→ Task statement
Reproduce the passage of the text on Iran's solar energy sector starting with "Just last July, when" and going on through "including solar power plants.", with every word and punctuation mark kept the same.

→ Text excerpt
--------------------
Considering the fact that Iran's total area is around 1,600,000 square kilometers with about 300 clear sunny days in a year and an average 2,200 kilowatt hours (kWh) of solar radiation per square meter, the government's plan to lure foreign investors sounds realistic.
The government has already launched several solar energy projects, but the financial issues still remain as a major obstacle to developing the country's solar energy sector, therefore it is not clear when all the effort is going to show some results.

Just last July, when the historic nuclear deal was clinched between Tehran and the world's major powers, hopes of reaping fat profits from Iran's untapped market grew inside investors.

The nuclear deal also brought up hopes that Iran's ailing economy and aged industry will be built up again.

The country's energy sector drew much attention and a number of international investors rushed for Iran to join lucrative contracts and projects introduced with an aim to develop the country's energy sector, including solar power plants.

However, difficulties in re-establishing banking ties with the world seem to be among the main obstacles to fulfilling the plan.

Although the official announcements suggest that the sanctions against Iran have been removed, concerns over running afoul of US regulations have made the global bankers reluctant to do business with Iran, a main obstacle to doing any businesses in the Islamic Republic, including the energy sector and solar power plants.
--------------------
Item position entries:
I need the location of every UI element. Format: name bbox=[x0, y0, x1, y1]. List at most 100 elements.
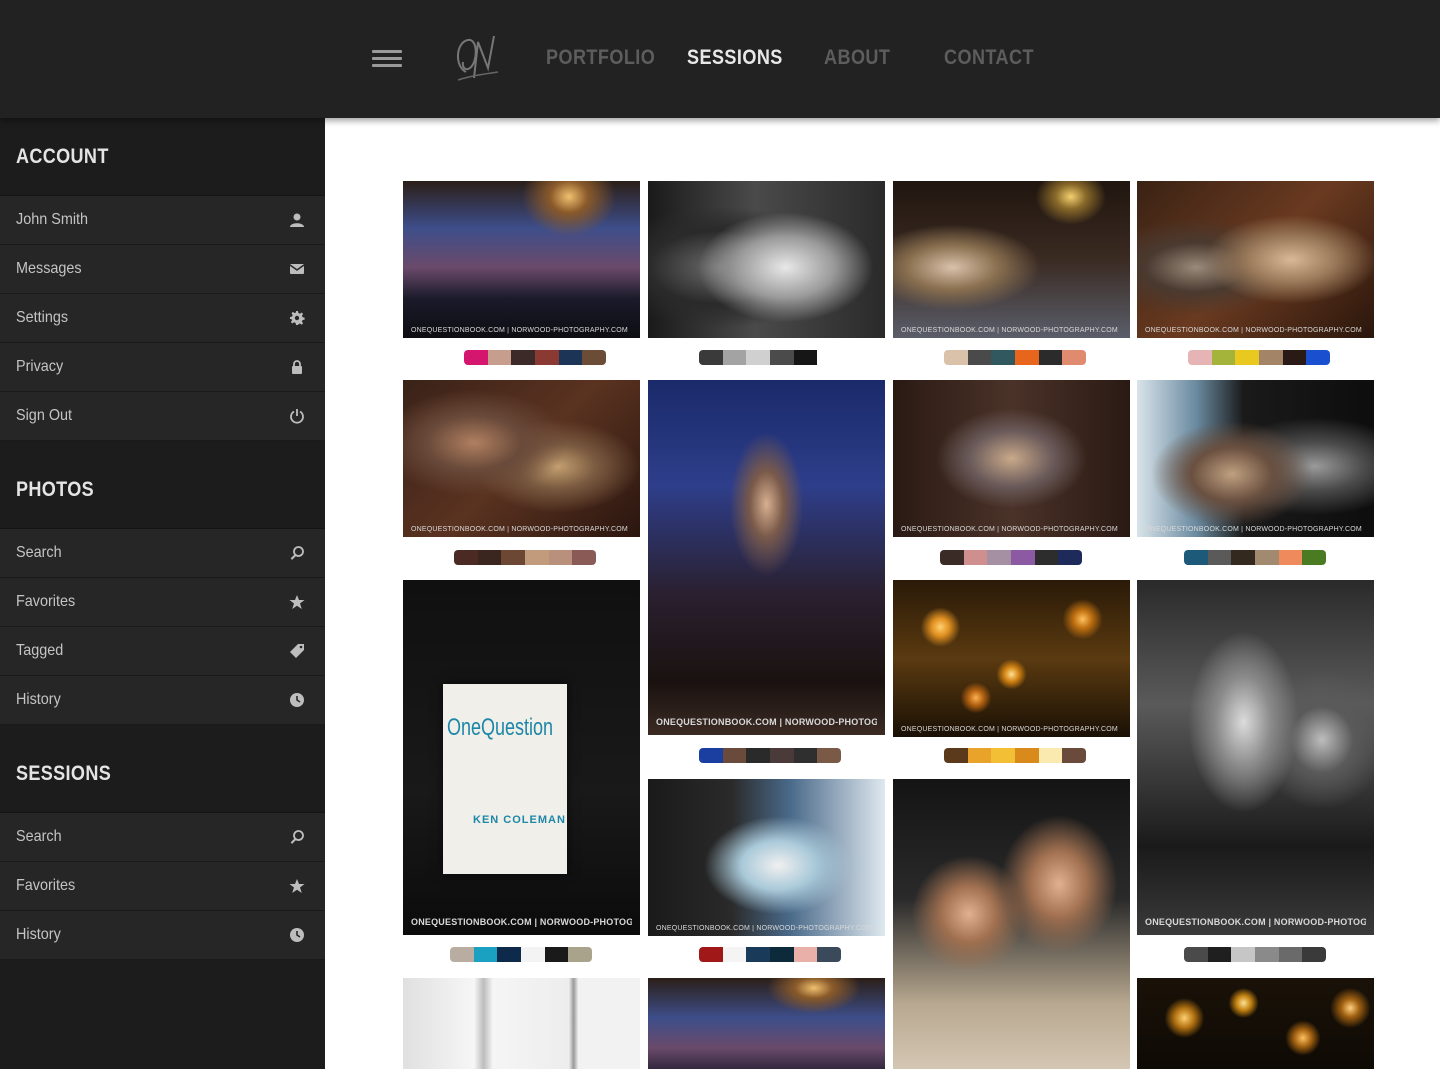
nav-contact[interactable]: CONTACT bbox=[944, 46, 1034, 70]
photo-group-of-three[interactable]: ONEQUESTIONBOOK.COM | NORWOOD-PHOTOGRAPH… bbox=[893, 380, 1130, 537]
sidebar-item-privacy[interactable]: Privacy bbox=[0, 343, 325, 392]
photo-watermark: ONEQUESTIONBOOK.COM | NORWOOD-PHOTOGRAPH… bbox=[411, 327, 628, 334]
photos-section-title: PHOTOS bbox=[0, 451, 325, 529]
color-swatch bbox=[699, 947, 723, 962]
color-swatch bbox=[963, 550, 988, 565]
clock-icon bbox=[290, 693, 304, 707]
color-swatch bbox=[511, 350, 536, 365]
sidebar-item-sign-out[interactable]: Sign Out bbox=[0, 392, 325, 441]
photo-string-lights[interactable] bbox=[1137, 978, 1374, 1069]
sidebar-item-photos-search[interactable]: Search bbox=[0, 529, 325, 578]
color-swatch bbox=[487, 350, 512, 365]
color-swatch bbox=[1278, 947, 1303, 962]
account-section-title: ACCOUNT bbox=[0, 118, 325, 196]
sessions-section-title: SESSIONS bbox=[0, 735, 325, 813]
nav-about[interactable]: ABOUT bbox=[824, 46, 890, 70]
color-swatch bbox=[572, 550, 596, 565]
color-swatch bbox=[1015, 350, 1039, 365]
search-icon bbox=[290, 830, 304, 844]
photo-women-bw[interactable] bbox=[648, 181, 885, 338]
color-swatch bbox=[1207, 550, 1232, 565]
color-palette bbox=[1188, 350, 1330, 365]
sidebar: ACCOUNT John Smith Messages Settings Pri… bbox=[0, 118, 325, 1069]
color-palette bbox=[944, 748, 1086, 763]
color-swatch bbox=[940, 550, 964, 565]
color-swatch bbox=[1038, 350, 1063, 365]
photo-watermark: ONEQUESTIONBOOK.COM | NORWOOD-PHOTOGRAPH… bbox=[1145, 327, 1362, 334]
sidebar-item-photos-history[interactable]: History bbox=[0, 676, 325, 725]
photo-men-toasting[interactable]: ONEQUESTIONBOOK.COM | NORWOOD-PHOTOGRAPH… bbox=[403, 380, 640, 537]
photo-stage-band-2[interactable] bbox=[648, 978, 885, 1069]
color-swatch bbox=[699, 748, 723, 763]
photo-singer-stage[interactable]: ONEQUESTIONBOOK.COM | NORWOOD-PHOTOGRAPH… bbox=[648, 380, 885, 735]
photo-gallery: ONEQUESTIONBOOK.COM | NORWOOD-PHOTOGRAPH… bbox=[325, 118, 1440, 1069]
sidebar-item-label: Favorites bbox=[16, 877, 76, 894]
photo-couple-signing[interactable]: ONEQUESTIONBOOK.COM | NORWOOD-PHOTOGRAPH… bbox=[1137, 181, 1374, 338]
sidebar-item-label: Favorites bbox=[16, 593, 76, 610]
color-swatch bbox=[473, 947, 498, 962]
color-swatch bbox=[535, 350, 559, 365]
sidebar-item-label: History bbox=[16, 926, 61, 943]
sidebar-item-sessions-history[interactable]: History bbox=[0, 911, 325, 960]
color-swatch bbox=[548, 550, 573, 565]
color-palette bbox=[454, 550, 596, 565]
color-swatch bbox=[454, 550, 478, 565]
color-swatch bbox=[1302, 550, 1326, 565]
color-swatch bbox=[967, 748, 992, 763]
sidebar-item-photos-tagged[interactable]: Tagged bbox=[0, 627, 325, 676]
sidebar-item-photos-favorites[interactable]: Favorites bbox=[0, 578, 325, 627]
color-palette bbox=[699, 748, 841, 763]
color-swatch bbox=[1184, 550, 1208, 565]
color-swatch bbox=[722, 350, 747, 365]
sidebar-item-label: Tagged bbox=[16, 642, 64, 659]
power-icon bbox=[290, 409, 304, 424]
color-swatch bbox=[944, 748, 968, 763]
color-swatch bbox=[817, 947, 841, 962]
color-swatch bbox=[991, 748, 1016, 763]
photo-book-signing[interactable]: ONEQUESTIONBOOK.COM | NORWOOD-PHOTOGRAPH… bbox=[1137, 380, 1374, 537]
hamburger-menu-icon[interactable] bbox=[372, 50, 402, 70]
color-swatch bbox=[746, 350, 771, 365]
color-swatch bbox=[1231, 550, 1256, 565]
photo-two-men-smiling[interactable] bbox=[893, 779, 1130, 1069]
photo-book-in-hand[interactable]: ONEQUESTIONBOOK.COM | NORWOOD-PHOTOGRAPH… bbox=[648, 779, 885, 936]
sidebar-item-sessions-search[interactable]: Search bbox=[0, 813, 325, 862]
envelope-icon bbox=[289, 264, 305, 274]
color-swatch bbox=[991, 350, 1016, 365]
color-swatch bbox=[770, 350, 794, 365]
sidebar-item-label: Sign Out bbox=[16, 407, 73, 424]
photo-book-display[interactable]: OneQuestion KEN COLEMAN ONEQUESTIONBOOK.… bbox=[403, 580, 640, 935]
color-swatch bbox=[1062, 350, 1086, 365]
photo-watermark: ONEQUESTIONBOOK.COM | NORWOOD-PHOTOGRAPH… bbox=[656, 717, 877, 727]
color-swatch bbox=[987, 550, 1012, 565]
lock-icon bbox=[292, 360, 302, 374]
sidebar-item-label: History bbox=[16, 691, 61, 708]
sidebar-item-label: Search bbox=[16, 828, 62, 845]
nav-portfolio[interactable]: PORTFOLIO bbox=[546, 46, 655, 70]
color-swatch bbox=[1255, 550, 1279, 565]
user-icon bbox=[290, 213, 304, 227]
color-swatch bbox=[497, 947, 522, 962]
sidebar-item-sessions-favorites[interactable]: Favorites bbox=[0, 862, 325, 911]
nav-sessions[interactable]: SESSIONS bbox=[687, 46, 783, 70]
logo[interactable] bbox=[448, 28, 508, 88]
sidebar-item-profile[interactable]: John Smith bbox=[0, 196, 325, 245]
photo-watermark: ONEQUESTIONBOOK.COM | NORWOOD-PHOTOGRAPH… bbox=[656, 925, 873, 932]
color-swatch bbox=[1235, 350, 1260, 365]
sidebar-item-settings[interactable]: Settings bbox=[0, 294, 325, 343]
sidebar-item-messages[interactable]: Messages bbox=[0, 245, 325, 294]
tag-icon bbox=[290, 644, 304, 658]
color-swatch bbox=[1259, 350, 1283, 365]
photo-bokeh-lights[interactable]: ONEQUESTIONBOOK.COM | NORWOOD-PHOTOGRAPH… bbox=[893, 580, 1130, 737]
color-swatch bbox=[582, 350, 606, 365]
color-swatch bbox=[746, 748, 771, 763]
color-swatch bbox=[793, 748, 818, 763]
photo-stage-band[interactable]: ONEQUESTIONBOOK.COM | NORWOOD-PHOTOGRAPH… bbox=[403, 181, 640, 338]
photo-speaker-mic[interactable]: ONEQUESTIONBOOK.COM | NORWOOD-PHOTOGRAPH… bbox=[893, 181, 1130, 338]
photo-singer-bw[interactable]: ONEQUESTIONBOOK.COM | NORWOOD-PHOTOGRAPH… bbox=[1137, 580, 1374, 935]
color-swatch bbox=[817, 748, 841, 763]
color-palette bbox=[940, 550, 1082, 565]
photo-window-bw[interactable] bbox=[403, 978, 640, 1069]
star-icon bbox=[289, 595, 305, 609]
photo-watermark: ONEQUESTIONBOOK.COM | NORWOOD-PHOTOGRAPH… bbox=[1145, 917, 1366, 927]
--------------------
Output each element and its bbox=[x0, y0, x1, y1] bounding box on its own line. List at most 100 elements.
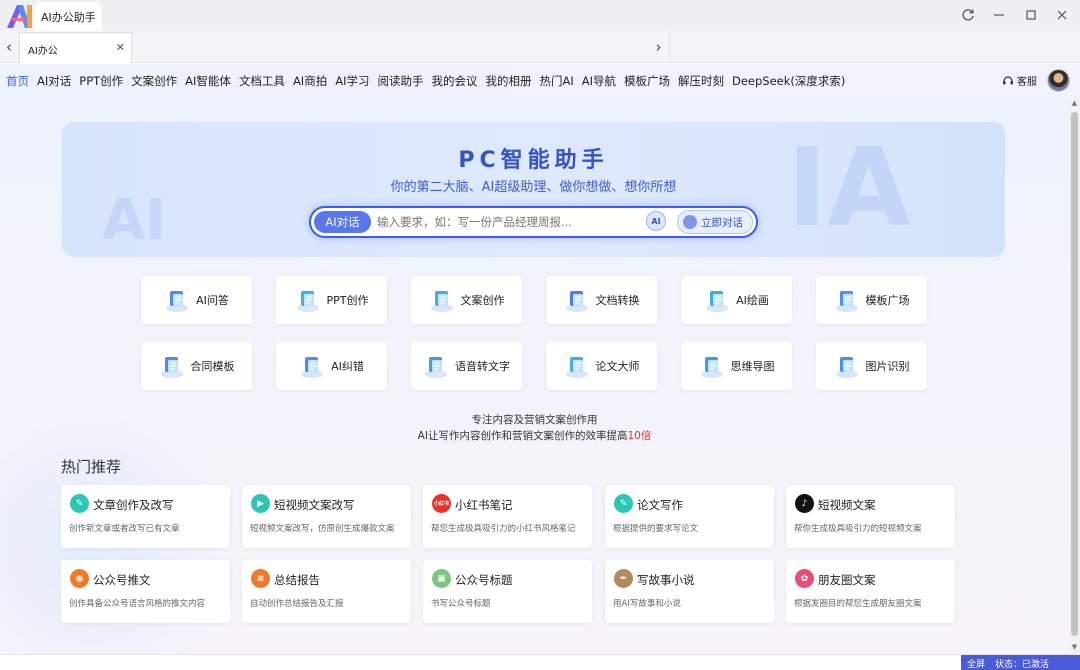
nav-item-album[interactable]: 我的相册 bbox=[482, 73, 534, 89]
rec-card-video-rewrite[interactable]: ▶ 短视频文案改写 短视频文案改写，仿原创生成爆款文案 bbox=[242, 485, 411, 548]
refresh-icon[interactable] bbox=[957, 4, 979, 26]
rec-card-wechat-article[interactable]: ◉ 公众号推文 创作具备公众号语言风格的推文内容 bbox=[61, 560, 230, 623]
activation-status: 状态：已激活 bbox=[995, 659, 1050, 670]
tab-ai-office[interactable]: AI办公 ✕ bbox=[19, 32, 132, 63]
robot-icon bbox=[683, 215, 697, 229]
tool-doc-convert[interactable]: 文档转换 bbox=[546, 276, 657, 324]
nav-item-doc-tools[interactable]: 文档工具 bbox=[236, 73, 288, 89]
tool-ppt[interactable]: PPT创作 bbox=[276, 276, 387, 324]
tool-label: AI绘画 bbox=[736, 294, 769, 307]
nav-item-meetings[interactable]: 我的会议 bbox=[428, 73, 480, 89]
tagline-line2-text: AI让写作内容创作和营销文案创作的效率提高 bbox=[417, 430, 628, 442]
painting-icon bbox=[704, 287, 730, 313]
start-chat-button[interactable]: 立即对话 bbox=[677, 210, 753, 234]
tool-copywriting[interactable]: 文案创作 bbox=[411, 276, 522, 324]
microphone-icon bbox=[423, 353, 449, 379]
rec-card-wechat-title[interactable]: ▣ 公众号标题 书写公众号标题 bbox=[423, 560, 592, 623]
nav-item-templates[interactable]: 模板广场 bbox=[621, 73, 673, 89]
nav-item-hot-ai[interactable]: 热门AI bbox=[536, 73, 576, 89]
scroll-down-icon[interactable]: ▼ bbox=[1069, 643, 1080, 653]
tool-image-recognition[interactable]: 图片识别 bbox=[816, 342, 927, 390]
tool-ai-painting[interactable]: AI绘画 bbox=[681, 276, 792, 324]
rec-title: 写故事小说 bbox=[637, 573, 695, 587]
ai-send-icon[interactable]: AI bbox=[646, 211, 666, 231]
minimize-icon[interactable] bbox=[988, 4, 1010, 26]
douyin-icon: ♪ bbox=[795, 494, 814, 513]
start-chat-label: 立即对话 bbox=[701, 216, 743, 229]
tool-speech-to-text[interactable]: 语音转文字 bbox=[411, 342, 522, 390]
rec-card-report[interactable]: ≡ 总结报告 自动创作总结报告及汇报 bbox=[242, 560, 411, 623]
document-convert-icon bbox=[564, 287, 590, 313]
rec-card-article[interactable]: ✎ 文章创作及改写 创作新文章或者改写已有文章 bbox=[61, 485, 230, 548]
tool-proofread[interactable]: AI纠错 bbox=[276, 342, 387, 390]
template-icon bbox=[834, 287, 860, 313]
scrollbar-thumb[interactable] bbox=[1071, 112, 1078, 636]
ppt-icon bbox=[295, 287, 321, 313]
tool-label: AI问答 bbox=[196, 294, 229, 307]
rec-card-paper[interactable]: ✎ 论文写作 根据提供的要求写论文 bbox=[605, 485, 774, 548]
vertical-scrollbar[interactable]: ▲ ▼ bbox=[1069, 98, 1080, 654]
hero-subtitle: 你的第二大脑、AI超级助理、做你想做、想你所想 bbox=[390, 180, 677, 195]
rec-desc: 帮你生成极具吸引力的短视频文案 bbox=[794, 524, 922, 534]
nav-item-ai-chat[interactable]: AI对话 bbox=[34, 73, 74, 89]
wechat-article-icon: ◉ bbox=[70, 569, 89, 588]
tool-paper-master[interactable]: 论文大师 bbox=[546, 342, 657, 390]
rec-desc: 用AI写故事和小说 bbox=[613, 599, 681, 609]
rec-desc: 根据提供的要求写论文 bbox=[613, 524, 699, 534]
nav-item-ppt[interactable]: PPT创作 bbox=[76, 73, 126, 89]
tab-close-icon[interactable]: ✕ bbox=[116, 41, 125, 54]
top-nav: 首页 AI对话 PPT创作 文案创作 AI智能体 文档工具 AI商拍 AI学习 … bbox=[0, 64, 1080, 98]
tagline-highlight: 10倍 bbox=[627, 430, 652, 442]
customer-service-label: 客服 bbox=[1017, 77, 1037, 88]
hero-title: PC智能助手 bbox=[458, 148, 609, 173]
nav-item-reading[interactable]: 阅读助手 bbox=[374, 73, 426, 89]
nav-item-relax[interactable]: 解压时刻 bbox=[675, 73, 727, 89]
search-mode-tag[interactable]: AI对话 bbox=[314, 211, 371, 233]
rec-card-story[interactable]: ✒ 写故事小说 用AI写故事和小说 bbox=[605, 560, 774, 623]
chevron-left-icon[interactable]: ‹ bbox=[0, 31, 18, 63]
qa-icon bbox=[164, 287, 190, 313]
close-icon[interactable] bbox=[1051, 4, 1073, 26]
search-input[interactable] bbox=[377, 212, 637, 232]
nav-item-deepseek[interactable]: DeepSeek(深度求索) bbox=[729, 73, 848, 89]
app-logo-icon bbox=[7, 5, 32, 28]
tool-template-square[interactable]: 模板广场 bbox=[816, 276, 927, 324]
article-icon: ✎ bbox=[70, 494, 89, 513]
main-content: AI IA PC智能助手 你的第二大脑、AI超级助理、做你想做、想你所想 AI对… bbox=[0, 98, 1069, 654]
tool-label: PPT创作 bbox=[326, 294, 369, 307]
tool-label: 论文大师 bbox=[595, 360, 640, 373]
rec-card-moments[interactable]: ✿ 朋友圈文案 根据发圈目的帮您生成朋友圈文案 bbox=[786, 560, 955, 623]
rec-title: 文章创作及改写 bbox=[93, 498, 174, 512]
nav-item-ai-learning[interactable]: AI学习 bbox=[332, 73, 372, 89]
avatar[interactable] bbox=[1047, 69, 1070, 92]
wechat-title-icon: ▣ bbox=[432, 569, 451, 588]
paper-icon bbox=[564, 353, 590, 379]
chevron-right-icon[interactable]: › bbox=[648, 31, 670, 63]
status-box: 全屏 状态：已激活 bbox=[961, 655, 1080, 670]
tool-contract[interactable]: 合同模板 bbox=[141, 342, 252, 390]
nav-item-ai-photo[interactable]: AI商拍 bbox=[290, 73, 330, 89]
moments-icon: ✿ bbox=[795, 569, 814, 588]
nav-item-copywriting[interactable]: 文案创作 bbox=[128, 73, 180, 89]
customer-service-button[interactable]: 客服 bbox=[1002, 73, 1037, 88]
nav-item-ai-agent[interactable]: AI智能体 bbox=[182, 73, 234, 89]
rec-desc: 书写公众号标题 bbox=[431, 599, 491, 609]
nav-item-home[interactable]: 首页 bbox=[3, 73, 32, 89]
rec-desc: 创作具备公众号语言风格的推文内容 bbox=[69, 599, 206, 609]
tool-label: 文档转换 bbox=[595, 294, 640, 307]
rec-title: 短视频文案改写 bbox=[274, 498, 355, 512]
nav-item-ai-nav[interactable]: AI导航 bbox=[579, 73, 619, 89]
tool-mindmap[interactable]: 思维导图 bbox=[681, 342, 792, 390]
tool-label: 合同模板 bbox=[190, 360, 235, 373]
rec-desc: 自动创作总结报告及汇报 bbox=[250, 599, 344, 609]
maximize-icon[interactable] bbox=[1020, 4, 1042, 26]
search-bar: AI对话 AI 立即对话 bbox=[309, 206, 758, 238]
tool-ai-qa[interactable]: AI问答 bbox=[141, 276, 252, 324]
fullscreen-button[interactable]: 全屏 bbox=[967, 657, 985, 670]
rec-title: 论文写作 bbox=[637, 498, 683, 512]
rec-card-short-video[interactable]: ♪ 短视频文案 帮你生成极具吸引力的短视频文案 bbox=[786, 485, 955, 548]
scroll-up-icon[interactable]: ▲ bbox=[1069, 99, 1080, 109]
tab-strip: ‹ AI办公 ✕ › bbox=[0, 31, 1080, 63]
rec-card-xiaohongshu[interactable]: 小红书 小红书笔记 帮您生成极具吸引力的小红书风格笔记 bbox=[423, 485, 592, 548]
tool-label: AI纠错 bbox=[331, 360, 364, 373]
--------------------
→ Answer to this exercise
Just last July, when the historic nuclear deal was clinched between Tehran and the world's major powers, hopes of reaping fat profits from Iran's untapped market grew inside investors.

The nuclear deal also brought up hopes that Iran's ailing economy and aged industry will be built up again.

The country's energy sector drew much attention and a number of international investors rushed for Iran to join lucrative contracts and projects introduced with an aim to develop the country's energy sector, including solar power plants.